▶ [Stated goal]
Go through the lines below. Copy those with "由材料二".

▶ [Provided data]

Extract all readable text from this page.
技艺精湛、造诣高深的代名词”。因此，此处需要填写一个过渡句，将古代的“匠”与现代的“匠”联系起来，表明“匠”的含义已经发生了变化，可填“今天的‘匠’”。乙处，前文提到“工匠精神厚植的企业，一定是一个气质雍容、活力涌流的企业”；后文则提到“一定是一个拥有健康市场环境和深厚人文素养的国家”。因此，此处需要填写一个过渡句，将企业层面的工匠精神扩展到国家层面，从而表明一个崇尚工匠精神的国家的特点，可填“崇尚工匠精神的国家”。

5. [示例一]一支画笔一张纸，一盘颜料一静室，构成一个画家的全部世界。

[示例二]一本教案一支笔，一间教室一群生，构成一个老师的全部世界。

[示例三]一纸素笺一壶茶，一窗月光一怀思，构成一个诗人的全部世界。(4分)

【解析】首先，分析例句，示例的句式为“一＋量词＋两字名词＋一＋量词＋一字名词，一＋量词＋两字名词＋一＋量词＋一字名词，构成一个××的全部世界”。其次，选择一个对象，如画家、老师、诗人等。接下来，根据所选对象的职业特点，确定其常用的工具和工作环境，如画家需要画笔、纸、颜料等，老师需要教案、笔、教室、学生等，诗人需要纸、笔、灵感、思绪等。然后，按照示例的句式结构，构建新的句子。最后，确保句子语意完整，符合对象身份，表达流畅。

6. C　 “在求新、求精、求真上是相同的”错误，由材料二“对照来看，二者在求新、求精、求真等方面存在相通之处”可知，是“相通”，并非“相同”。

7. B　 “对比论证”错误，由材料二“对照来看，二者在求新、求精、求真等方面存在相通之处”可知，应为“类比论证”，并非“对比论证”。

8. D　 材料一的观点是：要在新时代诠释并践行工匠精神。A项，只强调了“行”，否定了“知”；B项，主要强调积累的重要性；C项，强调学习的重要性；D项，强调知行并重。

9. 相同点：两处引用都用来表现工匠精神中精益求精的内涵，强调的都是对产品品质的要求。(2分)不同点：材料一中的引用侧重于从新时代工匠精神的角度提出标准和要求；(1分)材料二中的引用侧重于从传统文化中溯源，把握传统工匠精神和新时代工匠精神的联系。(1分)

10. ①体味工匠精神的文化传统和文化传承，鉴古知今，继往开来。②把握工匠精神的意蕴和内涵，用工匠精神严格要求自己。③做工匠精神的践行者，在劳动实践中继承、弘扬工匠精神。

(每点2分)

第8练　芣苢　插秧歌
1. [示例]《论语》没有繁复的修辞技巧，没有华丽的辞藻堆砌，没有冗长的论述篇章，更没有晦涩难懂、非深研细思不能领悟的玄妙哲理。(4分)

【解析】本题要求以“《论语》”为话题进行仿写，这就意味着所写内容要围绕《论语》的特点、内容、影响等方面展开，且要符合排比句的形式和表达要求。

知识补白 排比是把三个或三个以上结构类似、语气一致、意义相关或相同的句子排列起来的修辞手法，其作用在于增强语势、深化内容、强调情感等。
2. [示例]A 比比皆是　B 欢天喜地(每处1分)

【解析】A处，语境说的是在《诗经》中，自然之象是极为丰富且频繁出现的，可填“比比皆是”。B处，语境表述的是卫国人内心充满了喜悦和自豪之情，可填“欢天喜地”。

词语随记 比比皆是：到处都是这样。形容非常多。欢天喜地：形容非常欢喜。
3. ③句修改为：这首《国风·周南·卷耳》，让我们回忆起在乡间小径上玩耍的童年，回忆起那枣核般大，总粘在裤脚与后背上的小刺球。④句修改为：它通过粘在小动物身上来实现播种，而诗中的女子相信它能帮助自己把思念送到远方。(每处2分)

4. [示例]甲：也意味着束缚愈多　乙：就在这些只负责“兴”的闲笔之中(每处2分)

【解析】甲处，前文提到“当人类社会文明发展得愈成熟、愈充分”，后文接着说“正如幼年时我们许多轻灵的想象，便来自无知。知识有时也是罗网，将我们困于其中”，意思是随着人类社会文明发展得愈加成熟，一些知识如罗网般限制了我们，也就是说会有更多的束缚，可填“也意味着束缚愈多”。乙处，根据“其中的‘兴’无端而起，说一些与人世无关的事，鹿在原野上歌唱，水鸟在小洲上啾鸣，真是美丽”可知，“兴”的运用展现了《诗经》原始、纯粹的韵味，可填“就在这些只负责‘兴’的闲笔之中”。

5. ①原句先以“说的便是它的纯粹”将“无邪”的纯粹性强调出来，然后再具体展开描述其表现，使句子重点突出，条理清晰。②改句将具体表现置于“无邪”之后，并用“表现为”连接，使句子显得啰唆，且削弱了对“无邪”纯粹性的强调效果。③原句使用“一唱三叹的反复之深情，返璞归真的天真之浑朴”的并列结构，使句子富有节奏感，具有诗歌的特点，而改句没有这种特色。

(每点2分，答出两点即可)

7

▶ [Final result]
6. C　 “在求新、求精、求真上是相同的”错误，由材料二“对照来看，二者在求新、求精、求真等方面存在相通之处”可知，是“相通”，并非“相同”。
7. B　 “对比论证”错误，由材料二“对照来看，二者在求新、求精、求真等方面存在相通之处”可知，应为“类比论证”，并非“对比论证”。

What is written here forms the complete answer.